**SET EXERCISE**
Comb through the entries for "rganishdagi" and pull out each line that holds it.

**TASK INPUT**
┄┄┄┄┄┄
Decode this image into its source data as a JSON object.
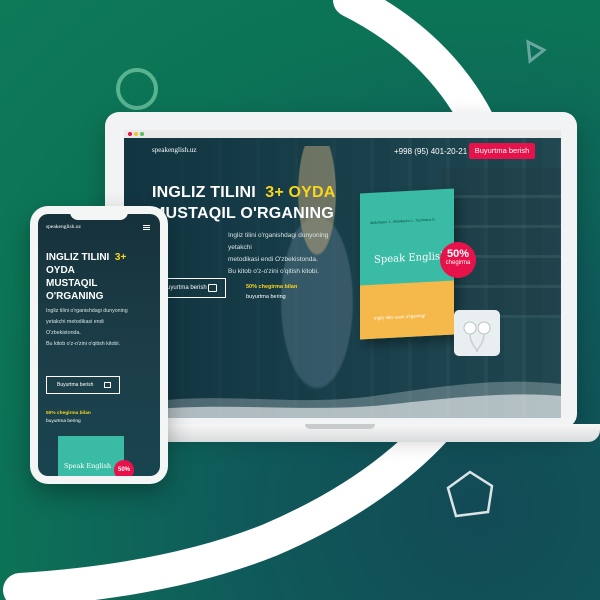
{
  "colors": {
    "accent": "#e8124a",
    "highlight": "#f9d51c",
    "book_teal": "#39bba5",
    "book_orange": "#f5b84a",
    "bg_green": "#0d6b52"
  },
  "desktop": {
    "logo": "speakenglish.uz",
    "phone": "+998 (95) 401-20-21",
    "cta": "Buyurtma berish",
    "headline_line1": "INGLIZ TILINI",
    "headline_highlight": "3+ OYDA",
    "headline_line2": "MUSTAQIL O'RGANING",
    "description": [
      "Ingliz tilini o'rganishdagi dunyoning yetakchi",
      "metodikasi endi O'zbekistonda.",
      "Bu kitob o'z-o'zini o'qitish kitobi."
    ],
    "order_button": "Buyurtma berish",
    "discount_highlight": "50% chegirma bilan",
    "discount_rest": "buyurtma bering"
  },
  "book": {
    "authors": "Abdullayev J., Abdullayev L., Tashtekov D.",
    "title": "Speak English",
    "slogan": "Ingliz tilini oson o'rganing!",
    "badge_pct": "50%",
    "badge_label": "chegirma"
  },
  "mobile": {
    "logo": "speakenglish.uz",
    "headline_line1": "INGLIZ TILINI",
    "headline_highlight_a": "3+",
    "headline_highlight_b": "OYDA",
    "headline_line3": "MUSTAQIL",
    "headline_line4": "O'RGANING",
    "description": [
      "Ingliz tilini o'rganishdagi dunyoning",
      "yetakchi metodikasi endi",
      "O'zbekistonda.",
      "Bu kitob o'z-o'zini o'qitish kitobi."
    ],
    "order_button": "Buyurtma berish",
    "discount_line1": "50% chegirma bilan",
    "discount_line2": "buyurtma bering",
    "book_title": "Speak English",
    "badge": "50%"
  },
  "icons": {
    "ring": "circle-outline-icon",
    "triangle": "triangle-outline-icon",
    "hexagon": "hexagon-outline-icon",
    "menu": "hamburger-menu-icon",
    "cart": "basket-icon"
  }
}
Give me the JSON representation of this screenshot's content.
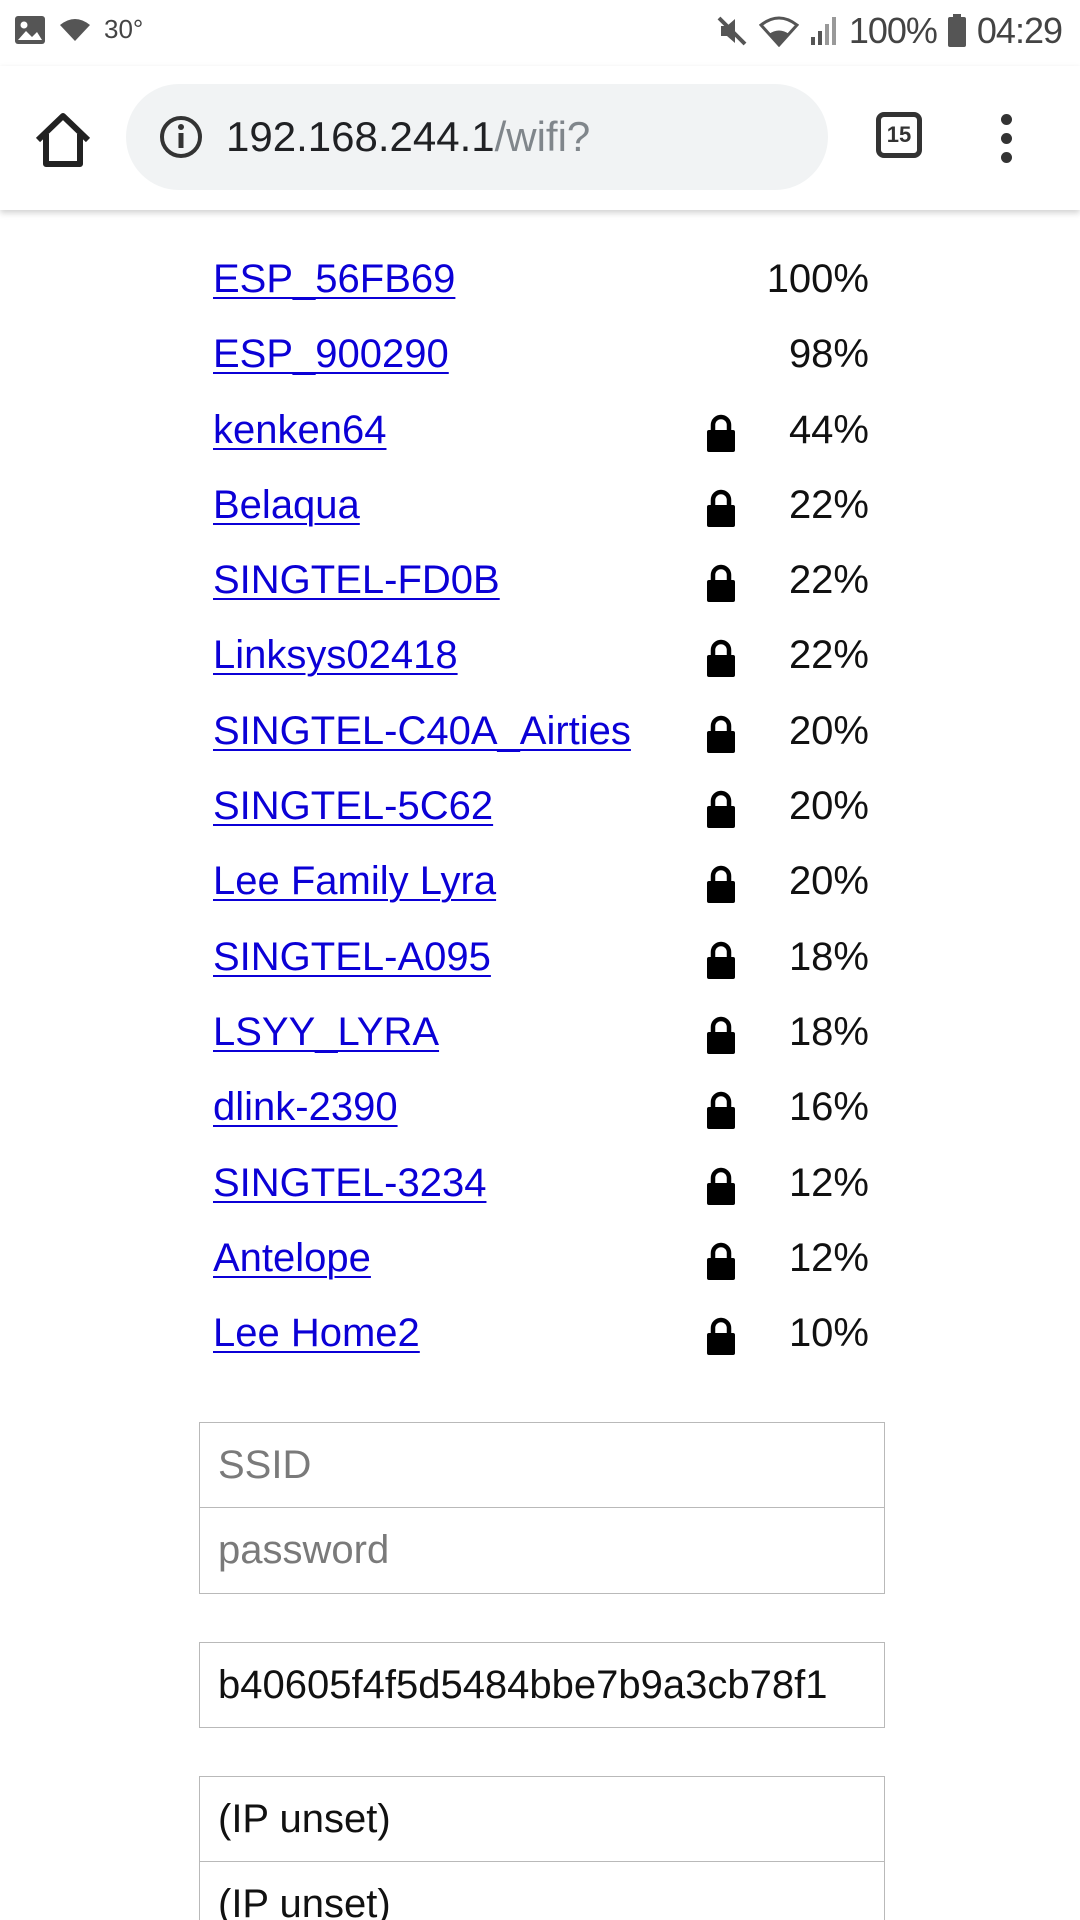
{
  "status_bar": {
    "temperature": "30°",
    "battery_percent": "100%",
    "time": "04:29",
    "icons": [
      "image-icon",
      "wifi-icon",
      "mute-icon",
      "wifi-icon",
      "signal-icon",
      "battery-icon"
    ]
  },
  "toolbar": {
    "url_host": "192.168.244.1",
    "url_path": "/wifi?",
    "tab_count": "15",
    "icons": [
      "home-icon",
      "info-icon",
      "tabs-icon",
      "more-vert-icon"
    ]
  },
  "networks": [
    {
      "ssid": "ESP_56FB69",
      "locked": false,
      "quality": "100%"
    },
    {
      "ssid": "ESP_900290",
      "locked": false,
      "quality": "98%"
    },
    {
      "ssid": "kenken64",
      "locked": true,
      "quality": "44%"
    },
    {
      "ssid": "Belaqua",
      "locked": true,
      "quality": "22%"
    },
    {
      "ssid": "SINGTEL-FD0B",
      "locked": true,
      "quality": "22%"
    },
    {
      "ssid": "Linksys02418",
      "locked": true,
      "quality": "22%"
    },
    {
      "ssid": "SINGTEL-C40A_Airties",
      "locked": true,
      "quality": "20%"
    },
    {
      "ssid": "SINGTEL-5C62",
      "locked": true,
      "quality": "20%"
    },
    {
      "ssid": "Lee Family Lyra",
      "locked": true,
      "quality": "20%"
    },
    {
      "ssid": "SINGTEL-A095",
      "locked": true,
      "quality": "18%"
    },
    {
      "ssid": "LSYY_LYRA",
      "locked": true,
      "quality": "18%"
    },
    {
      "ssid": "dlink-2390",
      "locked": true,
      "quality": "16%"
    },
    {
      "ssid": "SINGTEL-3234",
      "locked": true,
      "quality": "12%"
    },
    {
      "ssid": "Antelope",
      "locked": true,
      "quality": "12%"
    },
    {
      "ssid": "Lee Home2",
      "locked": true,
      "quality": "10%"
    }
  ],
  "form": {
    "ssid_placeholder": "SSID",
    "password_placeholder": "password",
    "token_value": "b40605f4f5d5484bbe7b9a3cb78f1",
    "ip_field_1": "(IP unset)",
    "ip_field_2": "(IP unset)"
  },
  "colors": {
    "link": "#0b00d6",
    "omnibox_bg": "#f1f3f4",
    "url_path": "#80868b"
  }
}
┄┄┄┄┄┄
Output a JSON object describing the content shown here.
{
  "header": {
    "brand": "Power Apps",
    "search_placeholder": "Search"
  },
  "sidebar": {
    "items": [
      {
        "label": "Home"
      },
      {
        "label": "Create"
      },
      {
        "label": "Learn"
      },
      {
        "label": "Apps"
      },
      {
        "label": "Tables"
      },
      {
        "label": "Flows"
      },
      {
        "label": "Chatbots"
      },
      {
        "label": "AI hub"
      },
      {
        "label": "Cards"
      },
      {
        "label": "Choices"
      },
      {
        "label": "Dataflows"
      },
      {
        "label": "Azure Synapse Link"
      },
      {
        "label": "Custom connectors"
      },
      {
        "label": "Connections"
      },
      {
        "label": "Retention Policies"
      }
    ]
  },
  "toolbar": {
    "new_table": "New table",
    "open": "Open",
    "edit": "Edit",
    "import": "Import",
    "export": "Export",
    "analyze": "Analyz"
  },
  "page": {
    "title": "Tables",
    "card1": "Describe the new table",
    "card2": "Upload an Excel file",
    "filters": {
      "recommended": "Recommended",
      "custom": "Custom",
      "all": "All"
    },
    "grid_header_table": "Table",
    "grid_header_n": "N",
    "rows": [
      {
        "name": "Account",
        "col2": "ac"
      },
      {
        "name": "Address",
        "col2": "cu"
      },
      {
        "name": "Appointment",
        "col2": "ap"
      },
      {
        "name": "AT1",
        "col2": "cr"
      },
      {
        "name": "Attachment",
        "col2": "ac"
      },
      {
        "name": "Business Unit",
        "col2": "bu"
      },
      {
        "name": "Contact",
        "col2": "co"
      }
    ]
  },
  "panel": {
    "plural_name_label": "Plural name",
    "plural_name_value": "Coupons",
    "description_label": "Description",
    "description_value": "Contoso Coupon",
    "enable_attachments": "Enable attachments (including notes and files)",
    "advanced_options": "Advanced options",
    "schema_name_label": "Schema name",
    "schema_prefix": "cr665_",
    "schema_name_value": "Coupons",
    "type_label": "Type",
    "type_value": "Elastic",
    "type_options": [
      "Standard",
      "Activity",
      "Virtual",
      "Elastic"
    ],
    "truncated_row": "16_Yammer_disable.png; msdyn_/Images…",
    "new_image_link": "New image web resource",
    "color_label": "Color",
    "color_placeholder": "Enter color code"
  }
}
┄┄┄┄┄┄
**TASK ANSWER**
      "Ingliz tilini o'rganishdagi dunyoning yetakchi",
      "Ingliz tilini o'rganishdagi dunyoning",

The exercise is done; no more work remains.